Exercise description: Write out nothing but the lines from the one containing "Output a JSON" through the last line below, both included, and without the pictures.

Supplied material:
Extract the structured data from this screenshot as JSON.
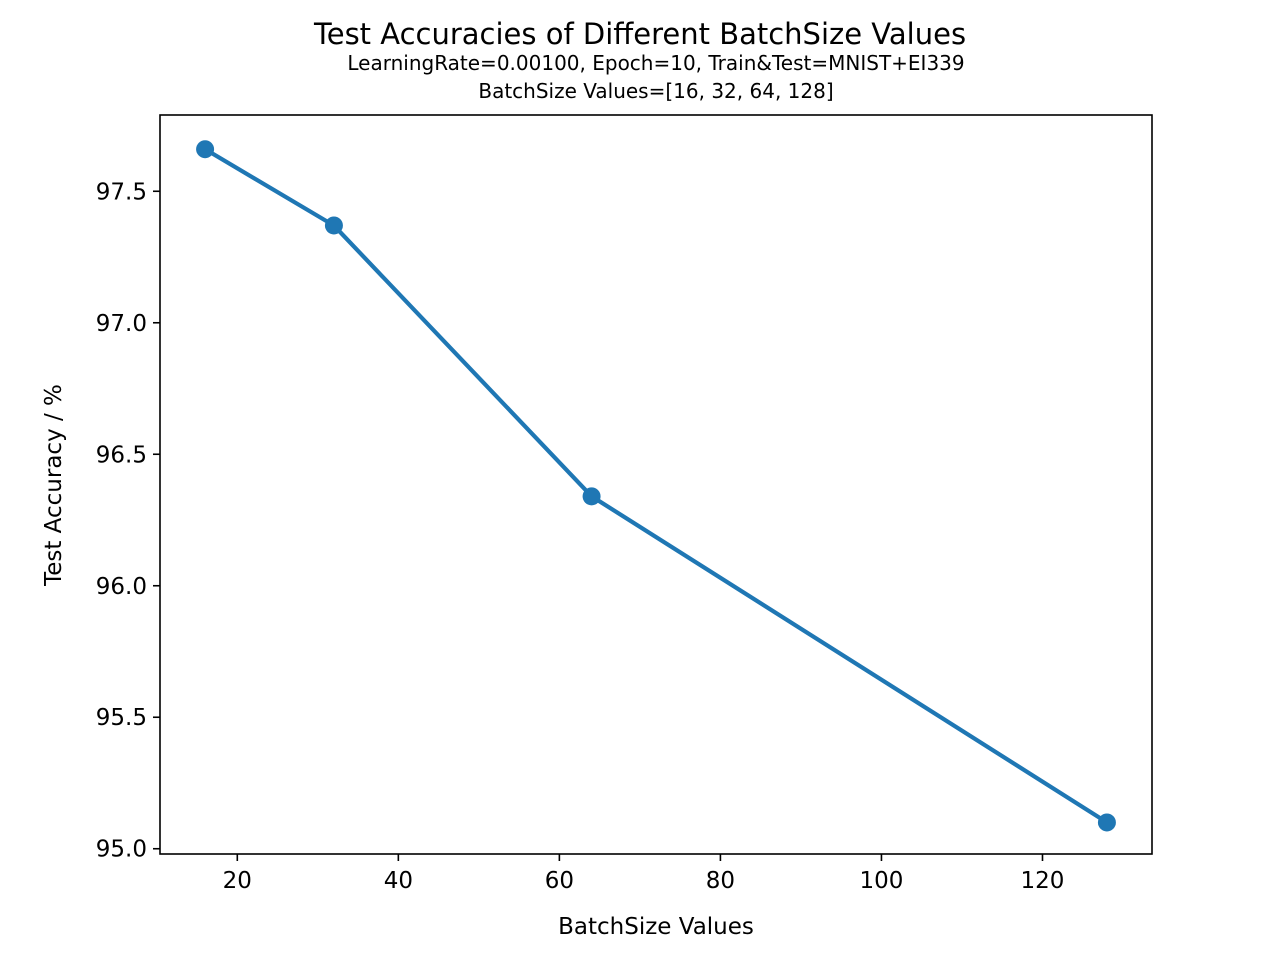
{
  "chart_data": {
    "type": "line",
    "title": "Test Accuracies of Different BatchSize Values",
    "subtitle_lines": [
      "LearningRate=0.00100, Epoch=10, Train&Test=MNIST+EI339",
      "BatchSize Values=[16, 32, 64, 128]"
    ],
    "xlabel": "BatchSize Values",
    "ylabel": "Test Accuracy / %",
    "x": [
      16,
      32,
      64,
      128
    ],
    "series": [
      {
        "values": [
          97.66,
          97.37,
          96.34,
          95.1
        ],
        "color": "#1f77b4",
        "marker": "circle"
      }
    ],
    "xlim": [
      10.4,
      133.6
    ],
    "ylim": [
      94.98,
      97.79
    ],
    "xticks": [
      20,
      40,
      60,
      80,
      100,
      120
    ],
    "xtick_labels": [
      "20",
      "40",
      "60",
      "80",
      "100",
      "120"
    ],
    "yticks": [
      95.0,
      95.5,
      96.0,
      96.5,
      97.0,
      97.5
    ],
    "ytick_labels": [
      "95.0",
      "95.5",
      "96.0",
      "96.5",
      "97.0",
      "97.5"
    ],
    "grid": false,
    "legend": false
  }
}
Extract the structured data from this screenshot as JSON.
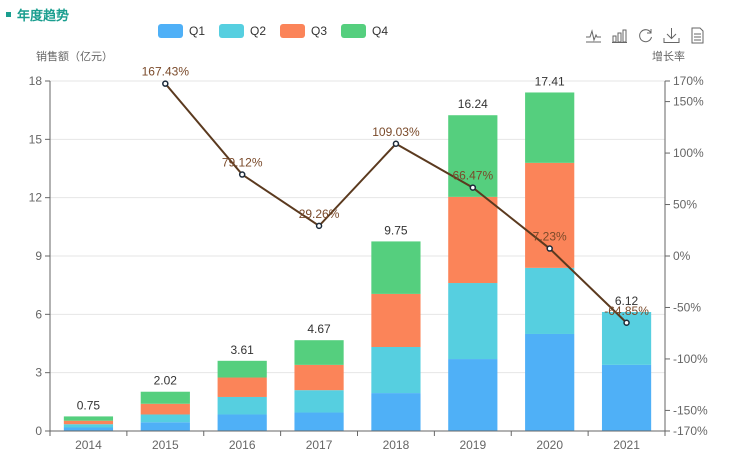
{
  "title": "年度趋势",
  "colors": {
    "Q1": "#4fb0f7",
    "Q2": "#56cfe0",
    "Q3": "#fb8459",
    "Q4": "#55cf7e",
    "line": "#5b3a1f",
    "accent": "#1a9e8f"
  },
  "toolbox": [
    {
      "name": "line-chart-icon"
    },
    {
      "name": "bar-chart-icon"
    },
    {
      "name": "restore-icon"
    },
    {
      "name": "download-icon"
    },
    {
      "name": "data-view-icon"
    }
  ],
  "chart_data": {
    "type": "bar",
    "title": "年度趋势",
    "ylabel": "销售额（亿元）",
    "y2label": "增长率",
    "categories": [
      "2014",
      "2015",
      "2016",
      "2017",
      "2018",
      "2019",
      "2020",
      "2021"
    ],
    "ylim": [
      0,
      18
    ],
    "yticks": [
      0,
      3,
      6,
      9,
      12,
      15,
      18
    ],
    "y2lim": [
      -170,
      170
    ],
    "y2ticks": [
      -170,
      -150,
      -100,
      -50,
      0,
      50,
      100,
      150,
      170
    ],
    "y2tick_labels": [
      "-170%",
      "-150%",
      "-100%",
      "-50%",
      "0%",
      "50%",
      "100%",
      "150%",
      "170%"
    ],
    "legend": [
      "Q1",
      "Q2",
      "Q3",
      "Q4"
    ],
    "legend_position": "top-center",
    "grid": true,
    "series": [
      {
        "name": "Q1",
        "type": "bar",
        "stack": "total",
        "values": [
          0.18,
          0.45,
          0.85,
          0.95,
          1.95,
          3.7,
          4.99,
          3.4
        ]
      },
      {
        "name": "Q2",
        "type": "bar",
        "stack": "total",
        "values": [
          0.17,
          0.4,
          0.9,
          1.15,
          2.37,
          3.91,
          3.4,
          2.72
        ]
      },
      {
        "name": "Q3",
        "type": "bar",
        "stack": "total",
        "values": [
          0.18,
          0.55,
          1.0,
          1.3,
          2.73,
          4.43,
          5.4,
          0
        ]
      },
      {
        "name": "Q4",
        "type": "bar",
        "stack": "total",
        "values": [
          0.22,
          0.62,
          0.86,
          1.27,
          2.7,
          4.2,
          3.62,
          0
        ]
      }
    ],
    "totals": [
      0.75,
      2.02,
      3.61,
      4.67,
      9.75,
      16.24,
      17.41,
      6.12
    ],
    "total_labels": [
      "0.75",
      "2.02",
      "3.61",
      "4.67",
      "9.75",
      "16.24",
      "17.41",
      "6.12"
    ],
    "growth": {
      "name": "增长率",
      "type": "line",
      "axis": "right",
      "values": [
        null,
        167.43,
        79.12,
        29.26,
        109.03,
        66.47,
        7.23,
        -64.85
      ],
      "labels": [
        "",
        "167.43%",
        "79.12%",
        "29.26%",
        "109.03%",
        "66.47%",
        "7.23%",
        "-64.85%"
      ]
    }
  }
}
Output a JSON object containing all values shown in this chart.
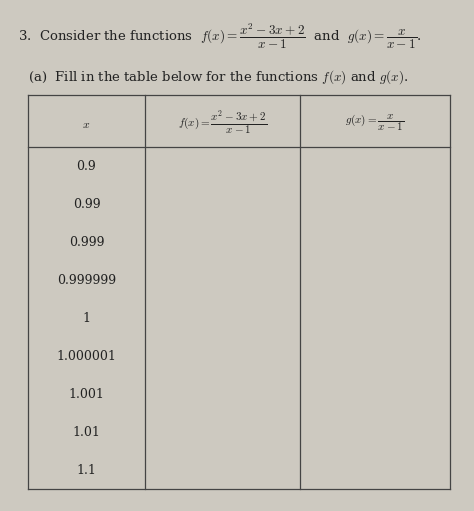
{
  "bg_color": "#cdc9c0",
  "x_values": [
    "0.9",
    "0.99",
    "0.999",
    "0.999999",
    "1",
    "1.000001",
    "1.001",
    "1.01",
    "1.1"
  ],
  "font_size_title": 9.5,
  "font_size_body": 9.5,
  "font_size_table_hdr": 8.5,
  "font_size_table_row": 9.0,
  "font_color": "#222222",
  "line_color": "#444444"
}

Reply:
Output a JSON object containing all values shown in this chart.
{
  "bg_color": "#cdc9c0",
  "x_values": [
    "0.9",
    "0.99",
    "0.999",
    "0.999999",
    "1",
    "1.000001",
    "1.001",
    "1.01",
    "1.1"
  ],
  "font_size_title": 9.5,
  "font_size_body": 9.5,
  "font_size_table_hdr": 8.5,
  "font_size_table_row": 9.0,
  "font_color": "#222222",
  "line_color": "#444444"
}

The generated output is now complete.